INSTRUCTION — The entries below are to be written out again without alteration.
┄┄┄┄┄┄┄┄┄┄
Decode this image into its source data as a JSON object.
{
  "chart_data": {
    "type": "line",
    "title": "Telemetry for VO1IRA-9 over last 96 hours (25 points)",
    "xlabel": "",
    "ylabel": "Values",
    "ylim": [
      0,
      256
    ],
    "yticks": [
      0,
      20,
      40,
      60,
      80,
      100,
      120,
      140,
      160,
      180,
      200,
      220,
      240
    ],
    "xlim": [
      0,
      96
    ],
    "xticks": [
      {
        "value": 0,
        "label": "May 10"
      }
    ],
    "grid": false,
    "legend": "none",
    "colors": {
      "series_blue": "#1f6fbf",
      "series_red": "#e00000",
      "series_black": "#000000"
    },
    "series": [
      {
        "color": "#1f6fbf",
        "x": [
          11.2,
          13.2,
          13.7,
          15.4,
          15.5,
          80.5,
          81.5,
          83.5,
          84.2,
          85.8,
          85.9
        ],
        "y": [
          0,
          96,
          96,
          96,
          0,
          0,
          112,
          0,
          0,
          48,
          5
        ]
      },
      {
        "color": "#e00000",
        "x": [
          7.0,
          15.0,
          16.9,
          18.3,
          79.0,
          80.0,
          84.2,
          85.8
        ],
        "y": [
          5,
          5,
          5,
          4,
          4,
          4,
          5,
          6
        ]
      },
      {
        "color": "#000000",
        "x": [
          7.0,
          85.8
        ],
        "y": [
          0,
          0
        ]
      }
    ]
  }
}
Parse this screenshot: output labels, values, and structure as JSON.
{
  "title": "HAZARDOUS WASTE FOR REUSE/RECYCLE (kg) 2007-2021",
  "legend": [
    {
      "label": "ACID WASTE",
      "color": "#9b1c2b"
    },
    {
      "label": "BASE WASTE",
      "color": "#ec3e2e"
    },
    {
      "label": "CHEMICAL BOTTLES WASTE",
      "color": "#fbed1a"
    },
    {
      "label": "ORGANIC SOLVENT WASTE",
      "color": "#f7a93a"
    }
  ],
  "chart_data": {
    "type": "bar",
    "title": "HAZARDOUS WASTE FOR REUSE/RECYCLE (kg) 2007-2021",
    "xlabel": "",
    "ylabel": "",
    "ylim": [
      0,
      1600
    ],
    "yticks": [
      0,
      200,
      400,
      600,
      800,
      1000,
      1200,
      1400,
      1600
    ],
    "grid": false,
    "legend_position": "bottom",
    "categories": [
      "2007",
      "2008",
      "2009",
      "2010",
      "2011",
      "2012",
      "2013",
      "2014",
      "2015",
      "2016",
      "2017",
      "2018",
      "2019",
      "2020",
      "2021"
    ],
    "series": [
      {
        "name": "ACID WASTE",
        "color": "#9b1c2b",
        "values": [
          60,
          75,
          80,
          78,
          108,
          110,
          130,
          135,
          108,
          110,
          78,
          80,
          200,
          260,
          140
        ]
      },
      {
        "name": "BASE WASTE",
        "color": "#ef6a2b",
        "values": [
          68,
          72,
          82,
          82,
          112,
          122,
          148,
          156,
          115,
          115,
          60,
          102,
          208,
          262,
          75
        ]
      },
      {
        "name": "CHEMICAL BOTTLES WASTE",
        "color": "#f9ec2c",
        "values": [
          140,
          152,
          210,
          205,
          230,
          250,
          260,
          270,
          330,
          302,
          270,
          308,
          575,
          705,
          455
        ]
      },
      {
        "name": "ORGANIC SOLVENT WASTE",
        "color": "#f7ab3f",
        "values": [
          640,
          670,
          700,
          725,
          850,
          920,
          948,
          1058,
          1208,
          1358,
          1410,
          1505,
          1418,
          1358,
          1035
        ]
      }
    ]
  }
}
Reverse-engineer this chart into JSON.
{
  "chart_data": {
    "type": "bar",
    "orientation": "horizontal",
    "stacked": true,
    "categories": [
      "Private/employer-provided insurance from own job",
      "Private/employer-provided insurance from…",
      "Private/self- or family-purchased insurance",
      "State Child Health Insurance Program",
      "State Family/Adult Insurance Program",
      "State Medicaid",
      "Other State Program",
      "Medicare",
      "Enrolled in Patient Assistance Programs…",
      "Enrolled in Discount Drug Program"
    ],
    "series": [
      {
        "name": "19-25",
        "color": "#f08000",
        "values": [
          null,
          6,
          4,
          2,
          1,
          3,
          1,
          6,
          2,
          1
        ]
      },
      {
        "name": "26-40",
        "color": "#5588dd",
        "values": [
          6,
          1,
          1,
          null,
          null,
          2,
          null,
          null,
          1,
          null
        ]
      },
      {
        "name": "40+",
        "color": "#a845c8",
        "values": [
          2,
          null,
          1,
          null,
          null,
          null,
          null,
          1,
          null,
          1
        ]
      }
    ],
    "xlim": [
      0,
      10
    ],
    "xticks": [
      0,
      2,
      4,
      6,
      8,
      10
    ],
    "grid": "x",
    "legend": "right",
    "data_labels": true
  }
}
┄┄┄┄┄┄┄┄┄┄
COMPLETED TASK —
Decode this image into its source data as a JSON object.
{
  "chart_data": {
    "type": "line",
    "title": "Telemetry for VO1IRA-9 over last 96 hours (25 points)",
    "xlabel": "",
    "ylabel": "Values",
    "ylim": [
      0,
      256
    ],
    "yticks": [
      0,
      20,
      40,
      60,
      80,
      100,
      120,
      140,
      160,
      180,
      200,
      220,
      240
    ],
    "xlim": [
      0,
      96
    ],
    "xticks": [
      {
        "value": 0,
        "label": "May 10"
      }
    ],
    "grid": false,
    "legend": "none",
    "colors": {
      "series_blue": "#1f6fbf",
      "series_red": "#e00000",
      "series_black": "#000000"
    },
    "series": [
      {
        "color": "#1f6fbf",
        "x": [
          11.2,
          13.2,
          13.7,
          15.4,
          15.5,
          80.5,
          81.5,
          83.5,
          84.2,
          85.8,
          85.9
        ],
        "y": [
          0,
          96,
          96,
          96,
          0,
          0,
          112,
          0,
          0,
          48,
          5
        ]
      },
      {
        "color": "#e00000",
        "x": [
          7.0,
          15.0,
          16.9,
          18.3,
          79.0,
          80.0,
          84.2,
          85.8
        ],
        "y": [
          5,
          5,
          5,
          4,
          4,
          4,
          5,
          6
        ]
      },
      {
        "color": "#000000",
        "x": [
          7.0,
          85.8
        ],
        "y": [
          0,
          0
        ]
      }
    ]
  }
}
Parse this screenshot: output labels, values, and structure as JSON.
{
  "title": "HAZARDOUS WASTE FOR REUSE/RECYCLE (kg) 2007-2021",
  "legend": [
    {
      "label": "ACID WASTE",
      "color": "#9b1c2b"
    },
    {
      "label": "BASE WASTE",
      "color": "#ec3e2e"
    },
    {
      "label": "CHEMICAL BOTTLES WASTE",
      "color": "#fbed1a"
    },
    {
      "label": "ORGANIC SOLVENT WASTE",
      "color": "#f7a93a"
    }
  ],
  "chart_data": {
    "type": "bar",
    "title": "HAZARDOUS WASTE FOR REUSE/RECYCLE (kg) 2007-2021",
    "xlabel": "",
    "ylabel": "",
    "ylim": [
      0,
      1600
    ],
    "yticks": [
      0,
      200,
      400,
      600,
      800,
      1000,
      1200,
      1400,
      1600
    ],
    "grid": false,
    "legend_position": "bottom",
    "categories": [
      "2007",
      "2008",
      "2009",
      "2010",
      "2011",
      "2012",
      "2013",
      "2014",
      "2015",
      "2016",
      "2017",
      "2018",
      "2019",
      "2020",
      "2021"
    ],
    "series": [
      {
        "name": "ACID WASTE",
        "color": "#9b1c2b",
        "values": [
          60,
          75,
          80,
          78,
          108,
          110,
          130,
          135,
          108,
          110,
          78,
          80,
          200,
          260,
          140
        ]
      },
      {
        "name": "BASE WASTE",
        "color": "#ef6a2b",
        "values": [
          68,
          72,
          82,
          82,
          112,
          122,
          148,
          156,
          115,
          115,
          60,
          102,
          208,
          262,
          75
        ]
      },
      {
        "name": "CHEMICAL BOTTLES WASTE",
        "color": "#f9ec2c",
        "values": [
          140,
          152,
          210,
          205,
          230,
          250,
          260,
          270,
          330,
          302,
          270,
          308,
          575,
          705,
          455
        ]
      },
      {
        "name": "ORGANIC SOLVENT WASTE",
        "color": "#f7ab3f",
        "values": [
          640,
          670,
          700,
          725,
          850,
          920,
          948,
          1058,
          1208,
          1358,
          1410,
          1505,
          1418,
          1358,
          1035
        ]
      }
    ]
  }
}
Reverse-engineer this chart into JSON.
{
  "chart_data": {
    "type": "bar",
    "orientation": "horizontal",
    "stacked": true,
    "categories": [
      "Private/employer-provided insurance from own job",
      "Private/employer-provided insurance from…",
      "Private/self- or family-purchased insurance",
      "State Child Health Insurance Program",
      "State Family/Adult Insurance Program",
      "State Medicaid",
      "Other State Program",
      "Medicare",
      "Enrolled in Patient Assistance Programs…",
      "Enrolled in Discount Drug Program"
    ],
    "series": [
      {
        "name": "19-25",
        "color": "#f08000",
        "values": [
          null,
          6,
          4,
          2,
          1,
          3,
          1,
          6,
          2,
          1
        ]
      },
      {
        "name": "26-40",
        "color": "#5588dd",
        "values": [
          6,
          1,
          1,
          null,
          null,
          2,
          null,
          null,
          1,
          null
        ]
      },
      {
        "name": "40+",
        "color": "#a845c8",
        "values": [
          2,
          null,
          1,
          null,
          null,
          null,
          null,
          1,
          null,
          1
        ]
      }
    ],
    "xlim": [
      0,
      10
    ],
    "xticks": [
      0,
      2,
      4,
      6,
      8,
      10
    ],
    "grid": "x",
    "legend": "right",
    "data_labels": true
  }
}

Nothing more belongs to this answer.